Direction - Can you extract the lines from the very first one up to and including the line with "message-meta: 18:32 [596, 594, 687, 620]", reproducing each one character for character?

Data in this exercise -
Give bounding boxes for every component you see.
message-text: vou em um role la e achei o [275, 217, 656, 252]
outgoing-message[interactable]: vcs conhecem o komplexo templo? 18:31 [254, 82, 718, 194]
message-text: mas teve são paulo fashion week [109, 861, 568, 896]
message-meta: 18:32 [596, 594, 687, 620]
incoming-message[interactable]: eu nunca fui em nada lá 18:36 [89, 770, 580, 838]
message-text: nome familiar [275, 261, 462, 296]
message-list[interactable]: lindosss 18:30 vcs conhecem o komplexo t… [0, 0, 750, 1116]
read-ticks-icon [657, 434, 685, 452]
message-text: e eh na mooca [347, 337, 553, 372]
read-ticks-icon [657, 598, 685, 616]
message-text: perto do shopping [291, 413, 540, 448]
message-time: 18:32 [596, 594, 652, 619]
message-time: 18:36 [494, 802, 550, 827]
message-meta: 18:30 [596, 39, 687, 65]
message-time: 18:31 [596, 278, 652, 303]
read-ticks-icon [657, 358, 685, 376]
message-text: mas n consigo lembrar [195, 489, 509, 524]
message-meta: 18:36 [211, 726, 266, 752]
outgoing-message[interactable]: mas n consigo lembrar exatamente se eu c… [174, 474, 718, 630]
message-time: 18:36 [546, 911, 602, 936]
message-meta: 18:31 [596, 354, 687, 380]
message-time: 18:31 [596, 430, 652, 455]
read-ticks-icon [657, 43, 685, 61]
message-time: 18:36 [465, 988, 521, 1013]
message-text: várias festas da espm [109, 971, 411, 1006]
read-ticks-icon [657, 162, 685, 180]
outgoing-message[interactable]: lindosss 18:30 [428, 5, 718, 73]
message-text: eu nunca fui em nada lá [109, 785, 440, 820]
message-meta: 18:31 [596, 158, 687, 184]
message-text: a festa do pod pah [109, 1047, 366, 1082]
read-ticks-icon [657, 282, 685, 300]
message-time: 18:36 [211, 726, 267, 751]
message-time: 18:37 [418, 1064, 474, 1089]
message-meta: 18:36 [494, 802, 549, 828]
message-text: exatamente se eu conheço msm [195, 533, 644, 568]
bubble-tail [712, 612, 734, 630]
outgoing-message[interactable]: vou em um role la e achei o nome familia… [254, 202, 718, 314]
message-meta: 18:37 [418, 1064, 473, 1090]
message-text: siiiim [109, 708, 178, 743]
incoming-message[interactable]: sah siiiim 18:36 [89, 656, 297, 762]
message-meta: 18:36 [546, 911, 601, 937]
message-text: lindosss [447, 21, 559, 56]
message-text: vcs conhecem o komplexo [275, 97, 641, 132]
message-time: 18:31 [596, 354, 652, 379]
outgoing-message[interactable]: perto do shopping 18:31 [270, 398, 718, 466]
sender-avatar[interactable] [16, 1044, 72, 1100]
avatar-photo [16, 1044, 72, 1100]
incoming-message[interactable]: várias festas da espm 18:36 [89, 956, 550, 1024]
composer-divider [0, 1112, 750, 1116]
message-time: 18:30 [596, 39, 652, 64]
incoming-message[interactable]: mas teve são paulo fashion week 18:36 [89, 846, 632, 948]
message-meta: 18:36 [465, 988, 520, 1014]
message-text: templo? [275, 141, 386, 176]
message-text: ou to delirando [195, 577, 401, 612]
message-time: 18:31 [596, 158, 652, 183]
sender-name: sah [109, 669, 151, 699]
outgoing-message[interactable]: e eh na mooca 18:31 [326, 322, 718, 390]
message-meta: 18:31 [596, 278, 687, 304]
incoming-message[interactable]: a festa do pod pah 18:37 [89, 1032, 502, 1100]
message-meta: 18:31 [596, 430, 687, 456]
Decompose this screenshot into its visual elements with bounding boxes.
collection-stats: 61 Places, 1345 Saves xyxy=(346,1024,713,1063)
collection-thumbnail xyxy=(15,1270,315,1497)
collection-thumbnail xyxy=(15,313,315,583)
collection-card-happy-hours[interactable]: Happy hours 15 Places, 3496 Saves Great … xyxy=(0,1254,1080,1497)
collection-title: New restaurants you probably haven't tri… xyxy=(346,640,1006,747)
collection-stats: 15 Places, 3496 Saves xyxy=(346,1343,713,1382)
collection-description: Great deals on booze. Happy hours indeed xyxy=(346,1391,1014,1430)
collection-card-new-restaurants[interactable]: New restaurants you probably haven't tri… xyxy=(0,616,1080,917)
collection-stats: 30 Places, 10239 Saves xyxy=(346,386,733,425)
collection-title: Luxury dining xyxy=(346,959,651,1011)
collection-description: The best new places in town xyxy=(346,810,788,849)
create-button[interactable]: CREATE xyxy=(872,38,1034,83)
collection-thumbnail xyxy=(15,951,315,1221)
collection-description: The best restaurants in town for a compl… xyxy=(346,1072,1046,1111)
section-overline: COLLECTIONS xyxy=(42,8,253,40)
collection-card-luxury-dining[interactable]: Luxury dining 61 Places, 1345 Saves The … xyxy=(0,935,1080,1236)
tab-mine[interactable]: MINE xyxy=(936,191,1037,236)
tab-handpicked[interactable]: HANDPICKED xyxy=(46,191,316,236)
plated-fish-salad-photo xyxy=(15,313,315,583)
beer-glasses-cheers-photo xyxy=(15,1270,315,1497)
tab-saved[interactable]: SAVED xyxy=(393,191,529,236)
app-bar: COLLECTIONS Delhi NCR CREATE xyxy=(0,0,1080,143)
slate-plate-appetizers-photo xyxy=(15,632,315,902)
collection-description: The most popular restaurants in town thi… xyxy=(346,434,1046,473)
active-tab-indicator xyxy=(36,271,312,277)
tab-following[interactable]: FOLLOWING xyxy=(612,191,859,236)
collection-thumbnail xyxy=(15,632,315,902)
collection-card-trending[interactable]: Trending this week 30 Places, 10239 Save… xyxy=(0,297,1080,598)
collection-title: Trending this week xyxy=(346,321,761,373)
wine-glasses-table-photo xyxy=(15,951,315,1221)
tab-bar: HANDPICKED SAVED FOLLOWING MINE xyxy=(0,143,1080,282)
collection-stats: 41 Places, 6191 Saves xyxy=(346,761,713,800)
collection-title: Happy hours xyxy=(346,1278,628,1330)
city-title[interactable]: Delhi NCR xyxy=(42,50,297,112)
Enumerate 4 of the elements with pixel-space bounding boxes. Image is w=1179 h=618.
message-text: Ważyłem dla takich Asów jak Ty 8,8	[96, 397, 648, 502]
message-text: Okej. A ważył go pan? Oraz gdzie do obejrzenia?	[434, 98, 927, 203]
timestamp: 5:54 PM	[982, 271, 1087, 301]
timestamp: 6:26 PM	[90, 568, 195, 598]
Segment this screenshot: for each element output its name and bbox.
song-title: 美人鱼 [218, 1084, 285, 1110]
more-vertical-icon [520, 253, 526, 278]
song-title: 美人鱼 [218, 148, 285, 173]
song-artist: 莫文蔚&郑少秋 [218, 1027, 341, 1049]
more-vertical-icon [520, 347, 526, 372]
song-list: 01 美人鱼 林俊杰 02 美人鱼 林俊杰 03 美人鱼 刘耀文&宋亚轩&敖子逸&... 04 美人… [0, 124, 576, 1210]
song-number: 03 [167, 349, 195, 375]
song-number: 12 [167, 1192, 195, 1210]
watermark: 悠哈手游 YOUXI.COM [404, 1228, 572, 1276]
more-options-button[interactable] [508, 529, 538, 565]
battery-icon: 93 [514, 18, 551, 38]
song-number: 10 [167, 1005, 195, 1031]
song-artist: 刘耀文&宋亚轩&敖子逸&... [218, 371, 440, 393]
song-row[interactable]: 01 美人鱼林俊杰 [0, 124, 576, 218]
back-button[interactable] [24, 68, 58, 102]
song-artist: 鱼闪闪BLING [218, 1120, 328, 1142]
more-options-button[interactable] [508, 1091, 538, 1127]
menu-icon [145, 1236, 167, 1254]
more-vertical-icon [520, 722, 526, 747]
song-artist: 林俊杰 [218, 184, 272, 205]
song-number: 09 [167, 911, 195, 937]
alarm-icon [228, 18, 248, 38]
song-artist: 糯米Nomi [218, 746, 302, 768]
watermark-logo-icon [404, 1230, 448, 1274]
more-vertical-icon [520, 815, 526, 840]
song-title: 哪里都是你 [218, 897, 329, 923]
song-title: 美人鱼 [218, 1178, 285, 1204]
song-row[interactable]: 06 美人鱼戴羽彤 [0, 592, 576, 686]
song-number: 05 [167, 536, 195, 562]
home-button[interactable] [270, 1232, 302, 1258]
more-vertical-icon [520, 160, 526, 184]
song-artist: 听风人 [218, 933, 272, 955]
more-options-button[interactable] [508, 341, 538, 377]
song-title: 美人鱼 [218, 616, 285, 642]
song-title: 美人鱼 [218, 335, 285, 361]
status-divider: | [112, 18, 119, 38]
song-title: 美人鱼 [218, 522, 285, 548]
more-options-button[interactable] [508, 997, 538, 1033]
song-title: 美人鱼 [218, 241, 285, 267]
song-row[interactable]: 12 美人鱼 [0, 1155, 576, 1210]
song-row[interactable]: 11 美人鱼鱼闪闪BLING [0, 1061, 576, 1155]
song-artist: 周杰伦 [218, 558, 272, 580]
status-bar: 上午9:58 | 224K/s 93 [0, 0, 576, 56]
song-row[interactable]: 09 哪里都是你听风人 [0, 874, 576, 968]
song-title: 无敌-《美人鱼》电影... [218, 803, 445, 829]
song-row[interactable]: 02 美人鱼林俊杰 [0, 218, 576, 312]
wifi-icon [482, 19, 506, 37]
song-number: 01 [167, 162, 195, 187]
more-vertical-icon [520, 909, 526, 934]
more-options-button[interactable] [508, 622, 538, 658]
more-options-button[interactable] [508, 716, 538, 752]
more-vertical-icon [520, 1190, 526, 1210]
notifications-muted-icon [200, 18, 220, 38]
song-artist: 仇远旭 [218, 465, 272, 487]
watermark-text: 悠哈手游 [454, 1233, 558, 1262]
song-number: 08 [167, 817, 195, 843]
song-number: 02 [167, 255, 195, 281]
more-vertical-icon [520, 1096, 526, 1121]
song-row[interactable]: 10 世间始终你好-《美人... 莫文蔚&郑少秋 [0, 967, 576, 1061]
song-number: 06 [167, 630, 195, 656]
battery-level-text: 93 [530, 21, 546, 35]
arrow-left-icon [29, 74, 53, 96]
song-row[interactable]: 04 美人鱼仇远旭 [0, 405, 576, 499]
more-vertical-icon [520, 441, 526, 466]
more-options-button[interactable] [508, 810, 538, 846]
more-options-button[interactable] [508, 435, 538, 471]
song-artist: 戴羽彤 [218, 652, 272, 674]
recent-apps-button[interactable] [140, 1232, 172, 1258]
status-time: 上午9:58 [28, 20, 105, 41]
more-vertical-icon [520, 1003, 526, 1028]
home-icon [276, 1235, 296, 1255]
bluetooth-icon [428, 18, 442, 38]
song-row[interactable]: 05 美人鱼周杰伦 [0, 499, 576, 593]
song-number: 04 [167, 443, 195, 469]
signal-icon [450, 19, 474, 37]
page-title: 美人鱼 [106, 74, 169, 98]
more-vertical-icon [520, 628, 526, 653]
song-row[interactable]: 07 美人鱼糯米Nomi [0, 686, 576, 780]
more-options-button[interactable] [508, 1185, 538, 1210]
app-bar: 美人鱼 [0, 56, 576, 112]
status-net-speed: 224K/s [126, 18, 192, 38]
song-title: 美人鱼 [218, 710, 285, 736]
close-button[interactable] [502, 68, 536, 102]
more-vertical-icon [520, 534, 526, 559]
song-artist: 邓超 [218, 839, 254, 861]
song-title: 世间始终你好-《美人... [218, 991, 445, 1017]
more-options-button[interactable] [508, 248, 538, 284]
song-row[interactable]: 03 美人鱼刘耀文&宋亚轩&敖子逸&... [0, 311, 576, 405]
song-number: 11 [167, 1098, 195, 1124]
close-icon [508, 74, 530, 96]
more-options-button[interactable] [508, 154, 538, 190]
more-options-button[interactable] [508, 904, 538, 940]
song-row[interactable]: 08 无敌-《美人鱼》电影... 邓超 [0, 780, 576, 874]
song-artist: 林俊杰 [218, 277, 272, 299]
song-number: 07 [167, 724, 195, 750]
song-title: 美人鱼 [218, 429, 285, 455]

Expected answer -
Give bounding boxes for every component you see.
message-text: vou em um role la e achei o [275, 217, 656, 252]
outgoing-message[interactable]: vcs conhecem o komplexo templo? 18:31 [254, 82, 718, 194]
message-text: mas teve são paulo fashion week [109, 861, 568, 896]
message-meta: 18:32 [596, 594, 687, 620]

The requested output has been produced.